> **WORK TO BE COMPLETED**: Keep the images out and copy every entry below exactly.

> **TASK INPUTS**:
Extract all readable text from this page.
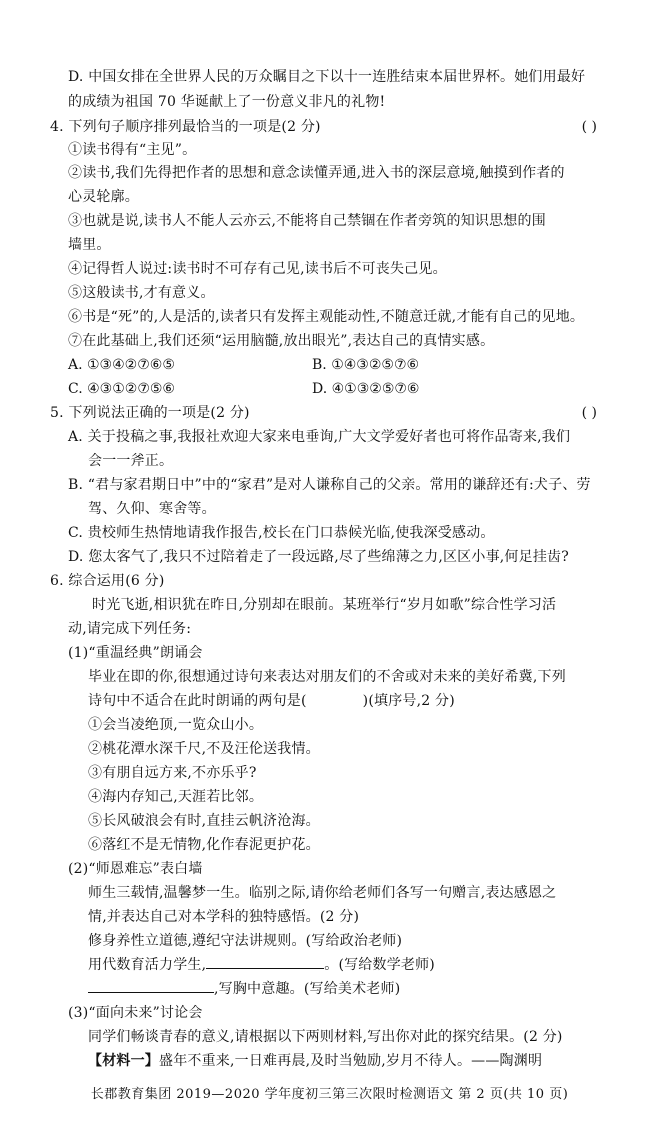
D. 中国女排在全世界人民的万众瞩目之下以十一连胜结束本届世界杯。她们用最好
的成绩为祖国 70 华诞献上了一份意义非凡的礼物!
4. 下列句子顺序排列最恰当的一项是(2 分)	( )
①读书得有“主见”。
②读书,我们先得把作者的思想和意念读懂弄通,进入书的深层意境,触摸到作者的
心灵轮廓。
③也就是说,读书人不能人云亦云,不能将自己禁锢在作者旁筑的知识思想的围
墙里。
④记得哲人说过:读书时不可存有己见,读书后不可丧失己见。
⑤这般读书,才有意义。
⑥书是“死”的,人是活的,读者只有发挥主观能动性,不随意迁就,才能有自己的见地。
⑦在此基础上,我们还须“运用脑髓,放出眼光”,表达自己的真情实感。
A. ①③④②⑦⑥⑤	B. ①④③②⑤⑦⑥
C. ④③①②⑦⑤⑥	D. ④①③②⑤⑦⑥
5. 下列说法正确的一项是(2 分)	( )
A. 关于投稿之事,我报社欢迎大家来电垂询,广大文学爱好者也可将作品寄来,我们
会一一斧正。
B. “君与家君期日中”中的“家君”是对人谦称自己的父亲。常用的谦辞还有:犬子、劳
驾、久仰、寒舍等。
C. 贵校师生热情地请我作报告,校长在门口恭候光临,使我深受感动。
D. 您太客气了,我只不过陪着走了一段远路,尽了些绵薄之力,区区小事,何足挂齿?
6. 综合运用(6 分)
时光飞逝,相识犹在昨日,分别却在眼前。某班举行“岁月如歌”综合性学习活
动,请完成下列任务:
(1)“重温经典”朗诵会
毕业在即的你,很想通过诗句来表达对朋友们的不舍或对未来的美好希冀,下列
诗句中不适合在此时朗诵的两句是(	)(填序号,2 分)
①会当凌绝顶,一览众山小。
②桃花潭水深千尺,不及汪伦送我情。
③有朋自远方来,不亦乐乎?
④海内存知己,天涯若比邻。
⑤长风破浪会有时,直挂云帆济沧海。
⑥落红不是无情物,化作春泥更护花。
(2)“师恩难忘”表白墙
师生三载情,温馨梦一生。临别之际,请你给老师们各写一句赠言,表达感恩之
情,并表达自己对本学科的独特感悟。(2 分)
修身养性立道德,遵纪守法讲规则。(写给政治老师)
用代数育活力学生,	。(写给数学老师)
,写胸中意趣。(写给美术老师)
(3)“面向未来”讨论会
同学们畅谈青春的意义,请根据以下两则材料,写出你对此的探究结果。(2 分)
【材料一】盛年不重来,一日难再晨,及时当勉励,岁月不待人。——陶渊明
长郡教育集团 2019—2020 学年度初三第三次限时检测语文 第 2 页(共 10 页)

> **COMPLETE OUTPUT**:
Extract all readable text from this page.
D. 中国女排在全世界人民的万众瞩目之下以十一连胜结束本届世界杯。她们用最好
的成绩为祖国 70 华诞献上了一份意义非凡的礼物!
4. 下列句子顺序排列最恰当的一项是(2 分)	( )
①读书得有“主见”。
②读书,我们先得把作者的思想和意念读懂弄通,进入书的深层意境,触摸到作者的
心灵轮廓。
③也就是说,读书人不能人云亦云,不能将自己禁锢在作者旁筑的知识思想的围
墙里。
④记得哲人说过:读书时不可存有己见,读书后不可丧失己见。
⑤这般读书,才有意义。
⑥书是“死”的,人是活的,读者只有发挥主观能动性,不随意迁就,才能有自己的见地。
⑦在此基础上,我们还须“运用脑髓,放出眼光”,表达自己的真情实感。
A. ①③④②⑦⑥⑤	B. ①④③②⑤⑦⑥
C. ④③①②⑦⑤⑥	D. ④①③②⑤⑦⑥
5. 下列说法正确的一项是(2 分)	( )
A. 关于投稿之事,我报社欢迎大家来电垂询,广大文学爱好者也可将作品寄来,我们
会一一斧正。
B. “君与家君期日中”中的“家君”是对人谦称自己的父亲。常用的谦辞还有:犬子、劳
驾、久仰、寒舍等。
C. 贵校师生热情地请我作报告,校长在门口恭候光临,使我深受感动。
D. 您太客气了,我只不过陪着走了一段远路,尽了些绵薄之力,区区小事,何足挂齿?
6. 综合运用(6 分)
时光飞逝,相识犹在昨日,分别却在眼前。某班举行“岁月如歌”综合性学习活
动,请完成下列任务:
(1)“重温经典”朗诵会
毕业在即的你,很想通过诗句来表达对朋友们的不舍或对未来的美好希冀,下列
诗句中不适合在此时朗诵的两句是(	)(填序号,2 分)
①会当凌绝顶,一览众山小。
②桃花潭水深千尺,不及汪伦送我情。
③有朋自远方来,不亦乐乎?
④海内存知己,天涯若比邻。
⑤长风破浪会有时,直挂云帆济沧海。
⑥落红不是无情物,化作春泥更护花。
(2)“师恩难忘”表白墙
师生三载情,温馨梦一生。临别之际,请你给老师们各写一句赠言,表达感恩之
情,并表达自己对本学科的独特感悟。(2 分)
修身养性立道德,遵纪守法讲规则。(写给政治老师)
用代数育活力学生,	。(写给数学老师)
,写胸中意趣。(写给美术老师)
(3)“面向未来”讨论会
同学们畅谈青春的意义,请根据以下两则材料,写出你对此的探究结果。(2 分)
【材料一】盛年不重来,一日难再晨,及时当勉励,岁月不待人。——陶渊明
长郡教育集团 2019—2020 学年度初三第三次限时检测语文 第 2 页(共 10 页)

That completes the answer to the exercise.